▶ [REQUIRED ACTION]
In the abstract on chromosome 15 in murine leukemogenesis, what proportion of germ-line to rearranged myc-carrying Eco RI fragments did the somatic cell hybrids show?

BEGIN DOCUMENT EXCERPT

The role of chromosome 15 in murine leukemogenesis. II. Relationship between tumorigenicity and the dosage of lymphoma vs. normal‐parent‐derived chromosomes 15 in somatic cell hybrids

Somatic cell hybrids were generated between an MCF‐vi‐rus‐induced 15‐trisomic T‐cell lymphoma of AKR origin with a proviral insertion near the c‐myc locus, and normal diploid fibroblasts or lymphocytes of CBAT6T6 origin. Three lymphoma/fibroblast fusions were performed. Six independently‐derived clones from 2 fusions were tested for tumorigenicity. Three of the 6 clones were weakly malignant (take incidence 20% below), and 3 were strongly malignant (take incidence over 80%). All 3 lymphoma/lymphocyte hybrids and 6 derived clones were strongly malignant. All hybrids contained a nearly complete chromosomal complement of both parental cells. This was confirmed at the molecular level by determining the ratio of germ‐line (G) vs. rearranged (R) myc‐carrying Eco RI fragments that showed the expected 1.9–2.7:1 proportion. Malignant segregants selected from the weakly malignant lymphoma/fibroblast hybrids by in vivo inoculation showed changed 15‐chromosome ratios. Four out of the 6 clones showed amplification of the lymphoma‐derived 15‐chromosome that carries the R‐myc fragment and a concomitant decrease in the average number of the G‐myc‐carrying chromosomes. This was deduced from the fact that the G:R ratio was between 2 and 3:1 in the in vitro hybrids but became inverted (1:2–3) in the tumors. Two tumors showed no amplification of R‐myc. C‐myc was decreased. One of these tumors showed a change in the G:R ratio from 2.5:1.0 to 1.2:1.0, while the other was essentially unchanged (1.9:1.0 in the in vitro clone and 2.2:1.0 in the derived tumor). These findings support the notion that both the amplification of the lymphoma‐derived 15‐chromosome with the retro virally rearranged c‐myc carrying fragment and/or the loss of the G‐myc‐carrying 15‐chr can contribute to the tumorigenic potential of the hybrids.

END DOCUMENT EXCERPT
BEGIN SOURCE DATA

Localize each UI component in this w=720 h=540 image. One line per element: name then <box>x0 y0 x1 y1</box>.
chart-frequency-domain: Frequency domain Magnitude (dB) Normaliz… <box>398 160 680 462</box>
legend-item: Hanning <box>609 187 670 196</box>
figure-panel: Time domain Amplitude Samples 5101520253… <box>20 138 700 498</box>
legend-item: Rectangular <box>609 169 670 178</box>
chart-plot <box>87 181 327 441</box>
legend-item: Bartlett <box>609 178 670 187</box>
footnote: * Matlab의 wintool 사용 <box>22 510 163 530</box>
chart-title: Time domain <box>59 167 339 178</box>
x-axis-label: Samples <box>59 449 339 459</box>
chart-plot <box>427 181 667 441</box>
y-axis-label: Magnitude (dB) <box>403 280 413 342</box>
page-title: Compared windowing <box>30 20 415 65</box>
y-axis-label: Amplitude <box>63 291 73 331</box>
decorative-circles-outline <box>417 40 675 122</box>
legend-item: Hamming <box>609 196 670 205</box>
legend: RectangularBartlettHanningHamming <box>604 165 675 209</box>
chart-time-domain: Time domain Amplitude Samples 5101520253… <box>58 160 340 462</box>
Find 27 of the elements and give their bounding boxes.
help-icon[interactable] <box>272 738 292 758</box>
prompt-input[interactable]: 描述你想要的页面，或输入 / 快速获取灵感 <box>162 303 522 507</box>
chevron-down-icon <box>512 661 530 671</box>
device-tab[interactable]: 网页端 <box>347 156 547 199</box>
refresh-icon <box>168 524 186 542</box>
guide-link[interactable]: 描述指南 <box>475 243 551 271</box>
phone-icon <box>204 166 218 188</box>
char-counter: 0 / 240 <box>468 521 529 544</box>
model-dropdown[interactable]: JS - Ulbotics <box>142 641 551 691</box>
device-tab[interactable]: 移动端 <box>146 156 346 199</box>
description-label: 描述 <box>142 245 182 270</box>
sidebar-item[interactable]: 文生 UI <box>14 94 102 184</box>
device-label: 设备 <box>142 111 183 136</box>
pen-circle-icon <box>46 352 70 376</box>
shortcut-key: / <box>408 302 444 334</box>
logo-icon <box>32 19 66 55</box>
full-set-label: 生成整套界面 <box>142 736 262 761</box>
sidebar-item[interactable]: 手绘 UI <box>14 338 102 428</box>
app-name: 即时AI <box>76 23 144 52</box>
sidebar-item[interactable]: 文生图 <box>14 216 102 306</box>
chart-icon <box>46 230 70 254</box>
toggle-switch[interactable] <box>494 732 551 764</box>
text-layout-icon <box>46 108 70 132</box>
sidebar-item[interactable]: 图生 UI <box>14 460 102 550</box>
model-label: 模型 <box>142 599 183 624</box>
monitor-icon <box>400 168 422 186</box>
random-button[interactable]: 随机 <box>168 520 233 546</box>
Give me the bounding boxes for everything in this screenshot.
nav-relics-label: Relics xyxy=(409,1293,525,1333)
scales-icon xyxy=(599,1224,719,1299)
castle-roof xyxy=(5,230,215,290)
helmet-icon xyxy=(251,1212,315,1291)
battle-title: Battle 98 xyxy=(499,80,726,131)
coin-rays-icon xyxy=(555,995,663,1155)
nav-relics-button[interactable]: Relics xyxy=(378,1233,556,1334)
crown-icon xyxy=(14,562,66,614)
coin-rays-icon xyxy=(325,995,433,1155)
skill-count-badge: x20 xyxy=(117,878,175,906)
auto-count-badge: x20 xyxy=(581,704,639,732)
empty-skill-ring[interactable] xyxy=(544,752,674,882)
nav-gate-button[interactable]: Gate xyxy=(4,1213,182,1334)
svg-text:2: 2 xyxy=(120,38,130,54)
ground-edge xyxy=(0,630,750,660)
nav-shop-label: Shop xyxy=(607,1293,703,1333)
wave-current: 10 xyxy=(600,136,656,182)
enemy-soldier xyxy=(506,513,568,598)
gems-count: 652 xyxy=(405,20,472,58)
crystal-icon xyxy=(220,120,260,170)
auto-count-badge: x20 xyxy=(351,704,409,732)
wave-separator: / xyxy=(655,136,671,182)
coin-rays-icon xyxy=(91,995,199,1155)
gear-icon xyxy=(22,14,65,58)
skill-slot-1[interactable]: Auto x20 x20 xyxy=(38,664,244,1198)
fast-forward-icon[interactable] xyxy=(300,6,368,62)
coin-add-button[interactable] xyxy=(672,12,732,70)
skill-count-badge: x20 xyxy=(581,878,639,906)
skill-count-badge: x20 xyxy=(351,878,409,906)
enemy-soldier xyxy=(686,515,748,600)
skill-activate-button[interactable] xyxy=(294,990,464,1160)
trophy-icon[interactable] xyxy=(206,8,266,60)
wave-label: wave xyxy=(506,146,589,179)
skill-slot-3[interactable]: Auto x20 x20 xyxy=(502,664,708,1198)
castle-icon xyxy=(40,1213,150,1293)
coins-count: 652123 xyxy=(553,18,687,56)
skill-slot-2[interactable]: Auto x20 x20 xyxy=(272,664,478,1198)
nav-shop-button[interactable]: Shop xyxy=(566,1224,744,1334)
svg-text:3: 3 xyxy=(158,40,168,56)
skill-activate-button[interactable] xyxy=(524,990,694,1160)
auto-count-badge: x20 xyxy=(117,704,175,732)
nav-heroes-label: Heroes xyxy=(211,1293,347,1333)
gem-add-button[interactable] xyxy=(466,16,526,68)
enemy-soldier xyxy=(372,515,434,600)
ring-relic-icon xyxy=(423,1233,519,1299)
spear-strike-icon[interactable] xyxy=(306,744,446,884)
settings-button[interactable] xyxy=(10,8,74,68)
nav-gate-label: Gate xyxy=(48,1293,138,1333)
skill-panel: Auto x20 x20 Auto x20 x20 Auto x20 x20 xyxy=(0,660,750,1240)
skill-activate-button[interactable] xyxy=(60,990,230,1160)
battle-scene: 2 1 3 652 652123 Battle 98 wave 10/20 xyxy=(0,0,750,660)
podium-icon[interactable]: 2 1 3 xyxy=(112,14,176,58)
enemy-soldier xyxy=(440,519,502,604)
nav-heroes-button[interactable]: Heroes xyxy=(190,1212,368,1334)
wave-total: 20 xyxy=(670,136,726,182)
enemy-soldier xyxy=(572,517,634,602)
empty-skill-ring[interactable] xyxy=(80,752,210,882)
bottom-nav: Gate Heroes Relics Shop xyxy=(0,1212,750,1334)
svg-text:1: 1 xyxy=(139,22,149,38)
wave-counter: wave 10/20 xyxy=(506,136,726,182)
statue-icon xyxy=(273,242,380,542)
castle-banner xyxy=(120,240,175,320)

END SOURCE DATA

▶ [RESPONSE]
The hybrids showed the expected 1.9–2.7:1 proportion.